● **Entries provided**:
>> Begin
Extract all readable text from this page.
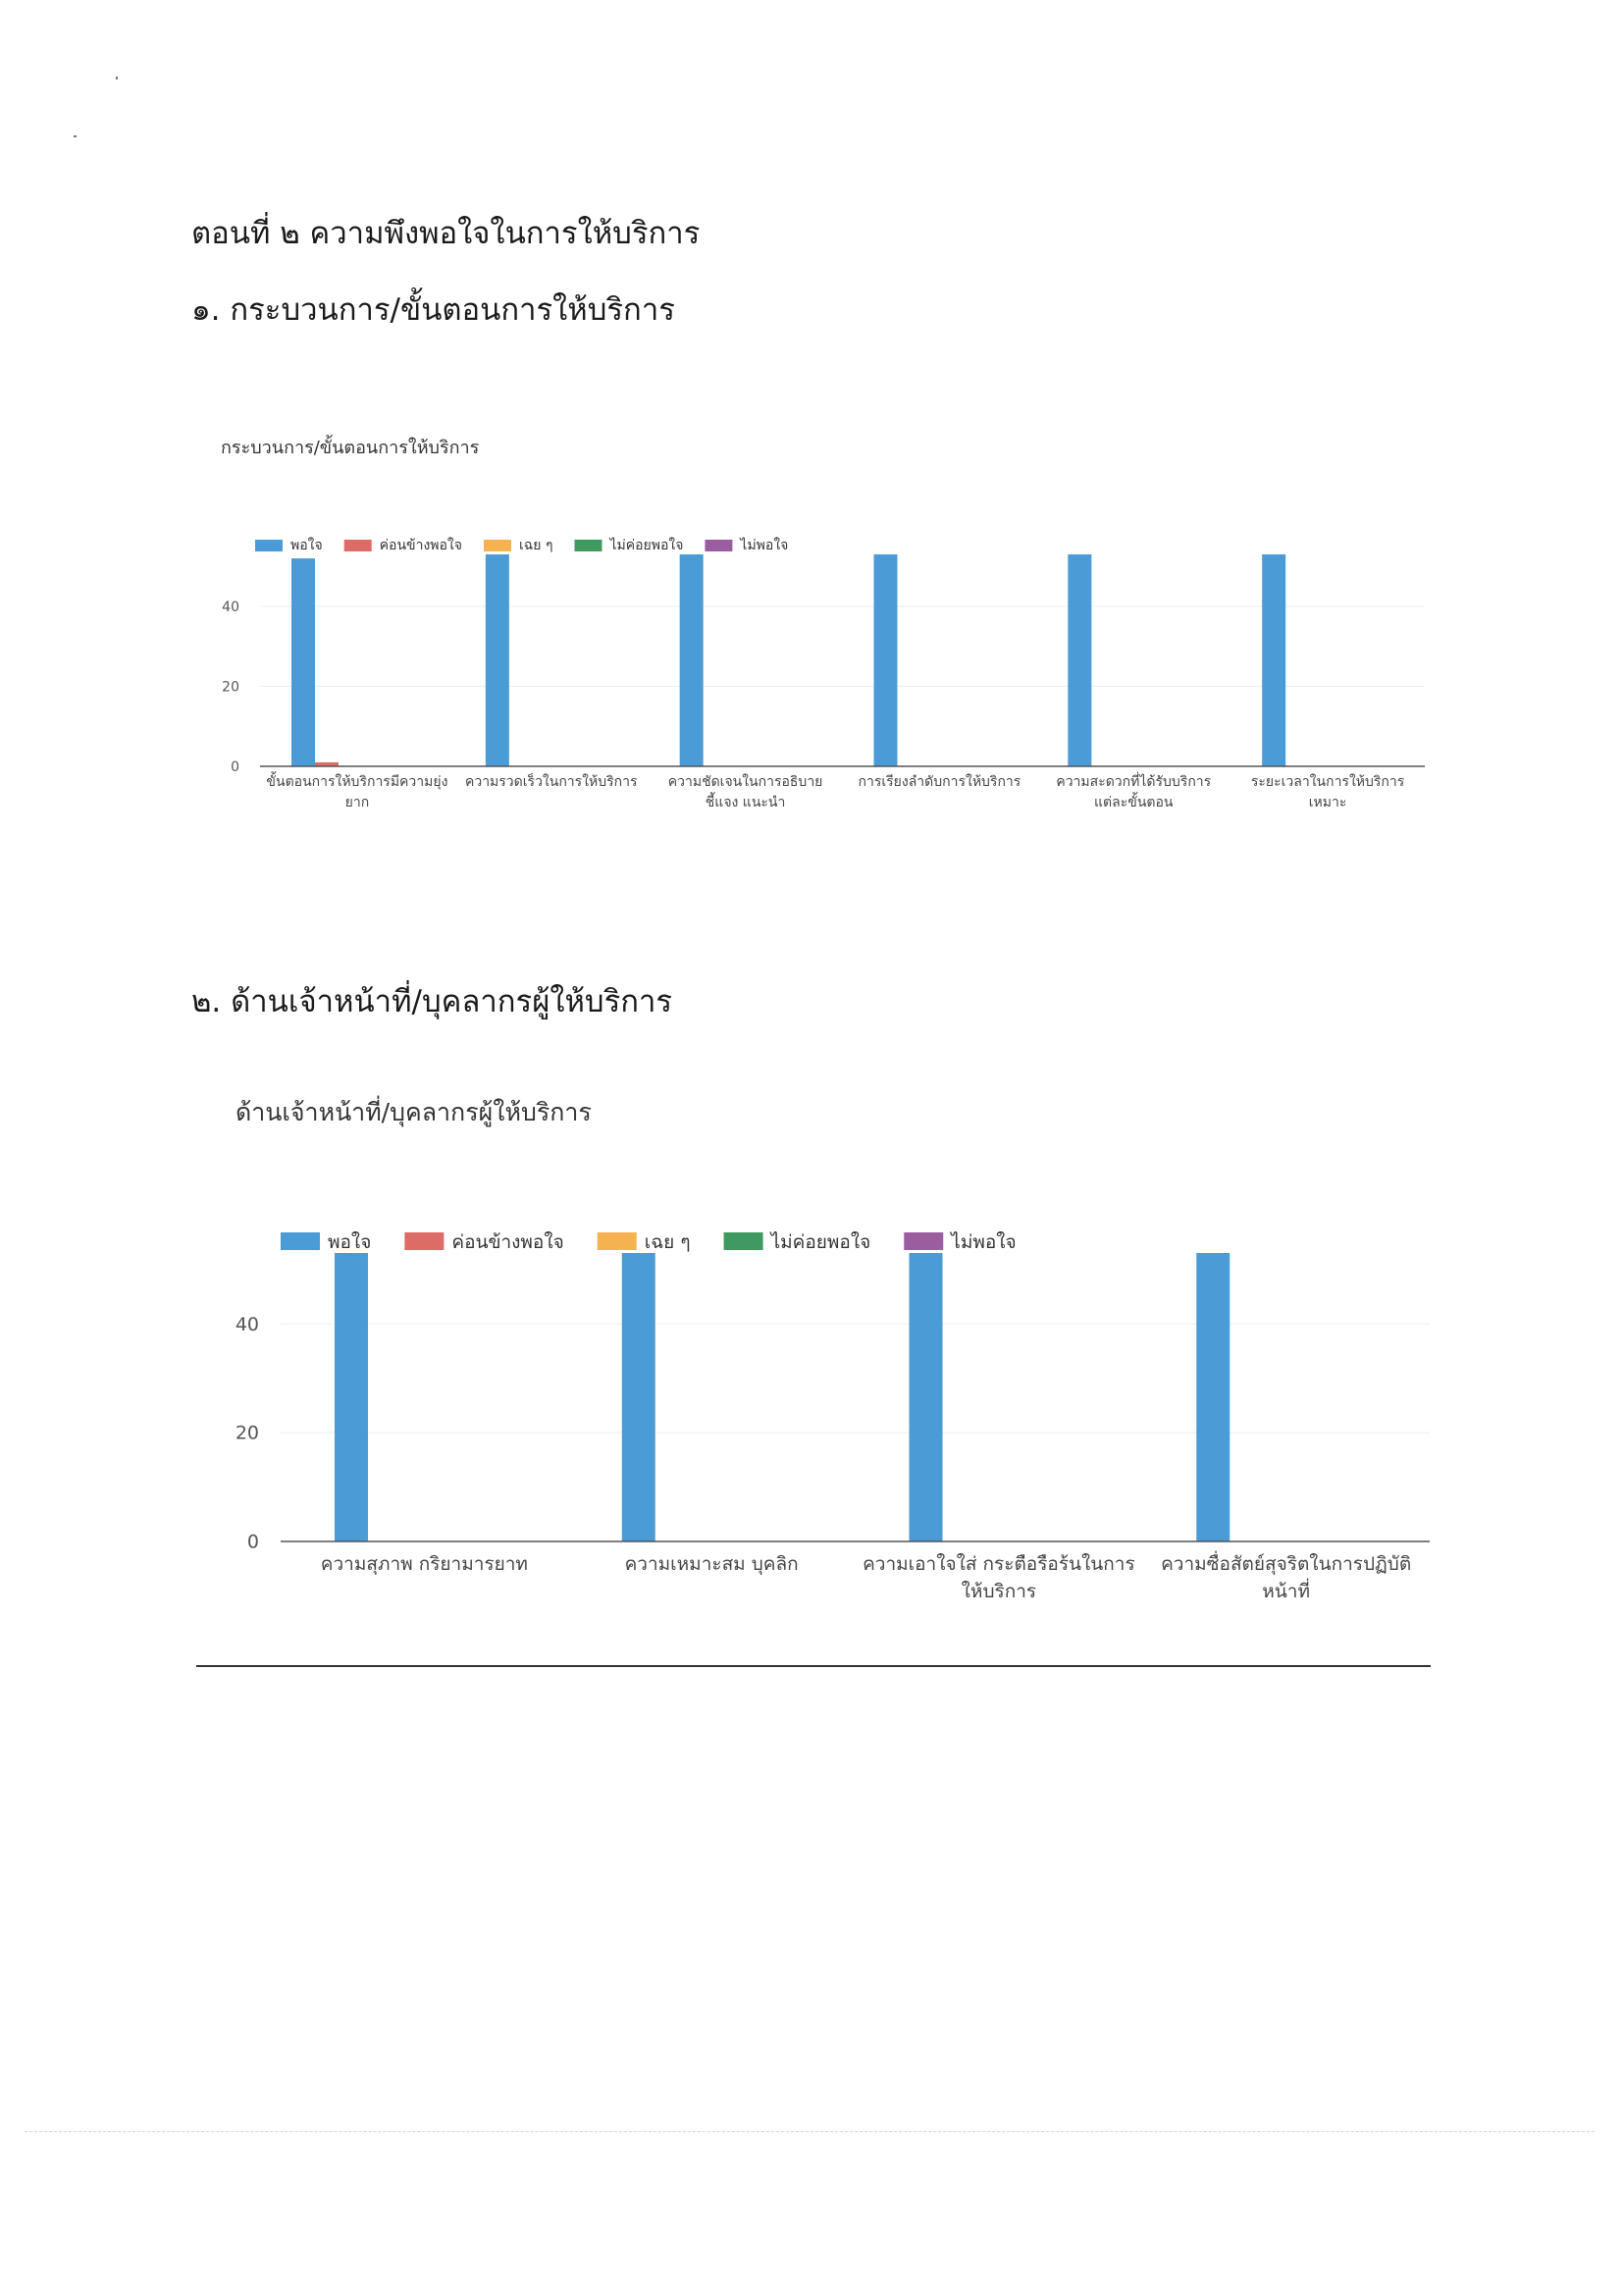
ตอนที่ ๒ ความพึงพอใจในการให้บริการ
๑. กระบวนการ/ขั้นตอนการให้บริการ
กระบวนการ/ขั้นตอนการให้บริการ
0
20
40
พอใจ	ค่อนข้างพอใจ	เฉย ๆ	ไม่ค่อยพอใจ	ไม่พอใจ
ขั้นตอนการให้บริการมีความยุ่ง
ยาก
ความรวดเร็วในการให้บริการ ความชัดเจนในการอธิบาย
ชี้แจง แนะนำ
การเรียงลำดับการให้บริการ	ความสะดวกที่ได้รับบริการ
แต่ละขั้นตอน
ระยะเวลาในการให้บริการ
เหมาะ
๒. ด้านเจ้าหน้าที่/บุคลากรผู้ให้บริการ
ด้านเจ้าหน้าที่/บุคลากรผู้ให้บริการ
0
20
40
พอใจ	ค่อนข้างพอใจ	เฉย ๆ	ไม่ค่อยพอใจ	ไม่พอใจ
ความสุภาพ กริยามารยาท	ความเหมาะสม บุคลิก	ความเอาใจใส่ กระตือรือร้นในการ
ให้บริการ
ความซื่อสัตย์สุจริตในการปฏิบัติ
หน้าที่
>> End
● **Goal of the exercise**: Pull out each line containing the word "คลากรผ" and copy it.

● **In response**:
๒. ด้านเจ้าหน้าที่/บุคลากรผู้ให้บริการ
ด้านเจ้าหน้าที่/บุคลากรผู้ให้บริการ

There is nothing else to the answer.